TASK PROMPT — Go through the records and report each line in which the word "shNT" occurs.

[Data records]
= Beginning of Section =
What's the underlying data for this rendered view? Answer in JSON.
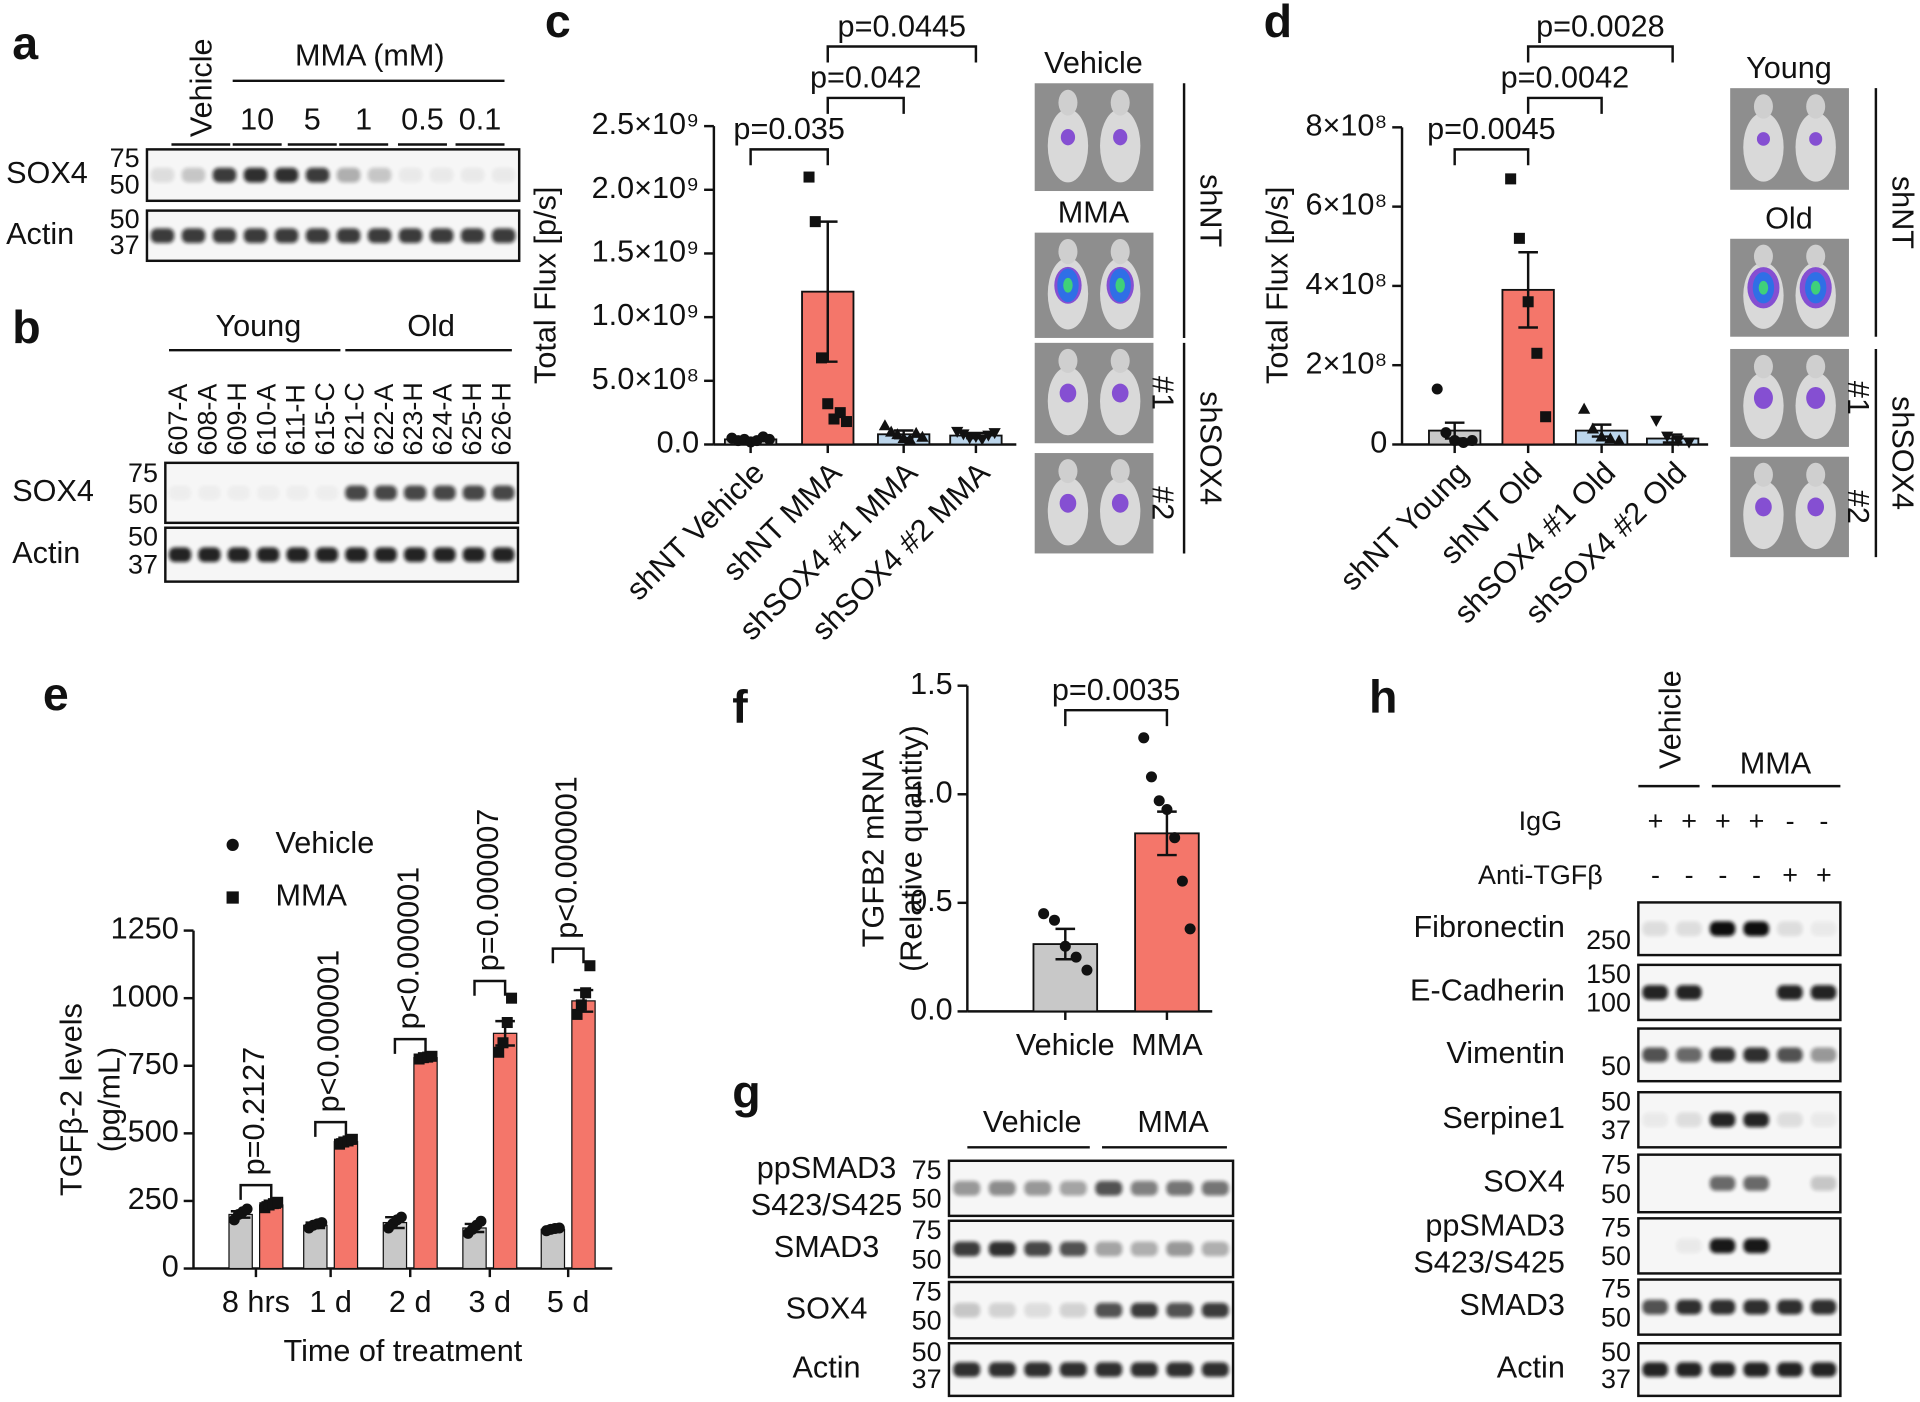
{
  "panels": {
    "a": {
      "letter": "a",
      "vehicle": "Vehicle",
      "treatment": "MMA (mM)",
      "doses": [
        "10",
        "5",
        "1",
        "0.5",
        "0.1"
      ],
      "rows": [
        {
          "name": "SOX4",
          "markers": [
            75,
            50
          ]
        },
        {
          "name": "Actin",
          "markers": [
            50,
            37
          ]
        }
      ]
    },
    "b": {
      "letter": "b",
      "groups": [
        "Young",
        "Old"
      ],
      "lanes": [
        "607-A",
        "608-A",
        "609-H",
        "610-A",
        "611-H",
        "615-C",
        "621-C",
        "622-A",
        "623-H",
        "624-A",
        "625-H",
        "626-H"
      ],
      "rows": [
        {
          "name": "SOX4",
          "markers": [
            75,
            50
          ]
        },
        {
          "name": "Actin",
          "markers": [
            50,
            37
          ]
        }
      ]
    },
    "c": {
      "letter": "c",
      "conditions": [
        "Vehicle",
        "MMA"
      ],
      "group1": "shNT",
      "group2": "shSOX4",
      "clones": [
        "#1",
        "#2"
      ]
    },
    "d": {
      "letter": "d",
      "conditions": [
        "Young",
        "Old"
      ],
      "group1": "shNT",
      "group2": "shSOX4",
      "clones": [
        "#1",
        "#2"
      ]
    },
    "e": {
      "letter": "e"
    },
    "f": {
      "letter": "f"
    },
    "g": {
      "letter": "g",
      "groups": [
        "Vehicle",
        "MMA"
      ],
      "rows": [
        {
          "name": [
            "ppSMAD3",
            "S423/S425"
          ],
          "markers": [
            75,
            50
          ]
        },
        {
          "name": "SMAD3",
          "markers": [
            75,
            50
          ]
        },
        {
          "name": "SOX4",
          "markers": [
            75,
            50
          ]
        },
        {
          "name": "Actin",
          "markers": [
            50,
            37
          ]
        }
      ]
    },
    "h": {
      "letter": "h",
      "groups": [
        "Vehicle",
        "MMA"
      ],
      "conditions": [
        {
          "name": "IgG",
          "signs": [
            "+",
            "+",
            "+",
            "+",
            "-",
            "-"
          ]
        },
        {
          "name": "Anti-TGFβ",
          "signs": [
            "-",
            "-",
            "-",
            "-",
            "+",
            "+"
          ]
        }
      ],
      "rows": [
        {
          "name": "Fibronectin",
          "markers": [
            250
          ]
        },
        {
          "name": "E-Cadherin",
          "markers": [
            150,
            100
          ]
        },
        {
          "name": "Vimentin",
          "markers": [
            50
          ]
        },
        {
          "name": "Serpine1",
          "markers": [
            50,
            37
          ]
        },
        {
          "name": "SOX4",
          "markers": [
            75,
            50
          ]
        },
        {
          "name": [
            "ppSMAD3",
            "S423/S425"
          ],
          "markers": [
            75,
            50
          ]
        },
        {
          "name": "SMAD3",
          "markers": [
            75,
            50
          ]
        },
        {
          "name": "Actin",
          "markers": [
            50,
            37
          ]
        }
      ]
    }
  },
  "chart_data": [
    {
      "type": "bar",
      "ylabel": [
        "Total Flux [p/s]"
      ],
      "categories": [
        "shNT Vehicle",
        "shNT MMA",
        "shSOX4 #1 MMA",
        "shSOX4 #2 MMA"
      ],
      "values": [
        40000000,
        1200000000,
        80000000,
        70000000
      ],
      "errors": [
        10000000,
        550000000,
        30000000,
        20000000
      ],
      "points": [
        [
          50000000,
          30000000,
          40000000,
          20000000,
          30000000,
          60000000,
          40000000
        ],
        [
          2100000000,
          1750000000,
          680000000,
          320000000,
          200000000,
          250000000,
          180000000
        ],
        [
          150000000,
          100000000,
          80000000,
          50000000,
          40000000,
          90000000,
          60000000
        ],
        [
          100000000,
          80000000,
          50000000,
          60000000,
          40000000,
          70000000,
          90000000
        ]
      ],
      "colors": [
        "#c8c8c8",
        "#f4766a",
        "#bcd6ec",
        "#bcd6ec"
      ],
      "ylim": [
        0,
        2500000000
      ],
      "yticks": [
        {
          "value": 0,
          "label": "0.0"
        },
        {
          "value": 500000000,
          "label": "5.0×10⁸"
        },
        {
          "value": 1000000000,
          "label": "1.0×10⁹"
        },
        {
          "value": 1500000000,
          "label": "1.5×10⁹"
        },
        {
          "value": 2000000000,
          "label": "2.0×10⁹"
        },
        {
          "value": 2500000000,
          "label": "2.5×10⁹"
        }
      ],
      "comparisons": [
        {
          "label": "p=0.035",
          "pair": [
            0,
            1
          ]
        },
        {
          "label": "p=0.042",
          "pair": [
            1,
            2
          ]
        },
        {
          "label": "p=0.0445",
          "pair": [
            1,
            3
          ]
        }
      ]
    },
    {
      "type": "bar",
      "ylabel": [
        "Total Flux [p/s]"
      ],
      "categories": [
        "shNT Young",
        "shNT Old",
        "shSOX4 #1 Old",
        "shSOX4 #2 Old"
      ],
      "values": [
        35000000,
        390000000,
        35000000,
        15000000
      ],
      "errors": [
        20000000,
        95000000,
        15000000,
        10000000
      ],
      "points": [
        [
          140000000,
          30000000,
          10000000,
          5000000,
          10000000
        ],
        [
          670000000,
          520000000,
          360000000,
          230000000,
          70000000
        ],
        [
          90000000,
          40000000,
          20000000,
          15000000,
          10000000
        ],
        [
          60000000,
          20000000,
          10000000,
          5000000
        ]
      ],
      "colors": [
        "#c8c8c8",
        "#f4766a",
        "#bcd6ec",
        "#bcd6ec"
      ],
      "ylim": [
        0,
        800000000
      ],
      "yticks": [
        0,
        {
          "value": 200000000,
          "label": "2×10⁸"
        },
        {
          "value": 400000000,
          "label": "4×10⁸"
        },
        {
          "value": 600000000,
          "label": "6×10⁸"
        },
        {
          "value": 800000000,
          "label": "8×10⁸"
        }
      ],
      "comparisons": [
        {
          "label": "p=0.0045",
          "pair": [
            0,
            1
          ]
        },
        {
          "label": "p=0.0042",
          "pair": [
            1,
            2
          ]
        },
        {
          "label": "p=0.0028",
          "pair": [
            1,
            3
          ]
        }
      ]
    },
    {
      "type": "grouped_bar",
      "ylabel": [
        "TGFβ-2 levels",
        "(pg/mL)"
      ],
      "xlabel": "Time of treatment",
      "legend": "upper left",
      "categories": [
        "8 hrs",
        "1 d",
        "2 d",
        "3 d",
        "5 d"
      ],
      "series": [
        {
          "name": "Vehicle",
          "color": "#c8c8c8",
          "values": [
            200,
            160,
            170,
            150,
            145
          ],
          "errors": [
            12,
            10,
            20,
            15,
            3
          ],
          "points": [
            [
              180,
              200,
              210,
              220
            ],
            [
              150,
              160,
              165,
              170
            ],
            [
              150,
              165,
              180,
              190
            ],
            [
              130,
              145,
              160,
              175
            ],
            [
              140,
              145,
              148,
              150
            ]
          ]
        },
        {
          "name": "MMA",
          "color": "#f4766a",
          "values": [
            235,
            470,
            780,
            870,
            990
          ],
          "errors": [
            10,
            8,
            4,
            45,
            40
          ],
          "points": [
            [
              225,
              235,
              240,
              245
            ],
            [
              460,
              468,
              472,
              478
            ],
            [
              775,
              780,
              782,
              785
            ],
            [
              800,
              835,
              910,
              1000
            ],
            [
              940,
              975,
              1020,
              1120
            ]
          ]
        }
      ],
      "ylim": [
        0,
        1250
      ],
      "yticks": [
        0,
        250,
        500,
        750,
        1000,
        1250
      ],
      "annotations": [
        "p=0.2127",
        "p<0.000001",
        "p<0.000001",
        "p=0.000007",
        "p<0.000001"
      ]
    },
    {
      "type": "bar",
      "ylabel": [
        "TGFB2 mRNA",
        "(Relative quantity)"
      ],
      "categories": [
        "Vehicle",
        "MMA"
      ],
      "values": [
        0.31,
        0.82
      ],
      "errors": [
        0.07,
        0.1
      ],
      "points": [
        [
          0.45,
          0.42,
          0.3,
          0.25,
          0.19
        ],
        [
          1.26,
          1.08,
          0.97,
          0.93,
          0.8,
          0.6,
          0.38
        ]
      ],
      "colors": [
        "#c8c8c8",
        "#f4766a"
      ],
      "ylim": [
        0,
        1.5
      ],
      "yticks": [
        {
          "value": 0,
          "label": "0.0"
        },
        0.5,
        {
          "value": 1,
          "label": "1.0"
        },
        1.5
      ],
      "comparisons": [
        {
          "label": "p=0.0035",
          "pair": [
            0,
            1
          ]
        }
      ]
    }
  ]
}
= End of Section =
RESPONSE BOX —
      "group1": "shNT",
      "group1": "shNT",
        "shNT Vehicle",
        "shNT MMA",
        "shNT Young",
        "shNT Old",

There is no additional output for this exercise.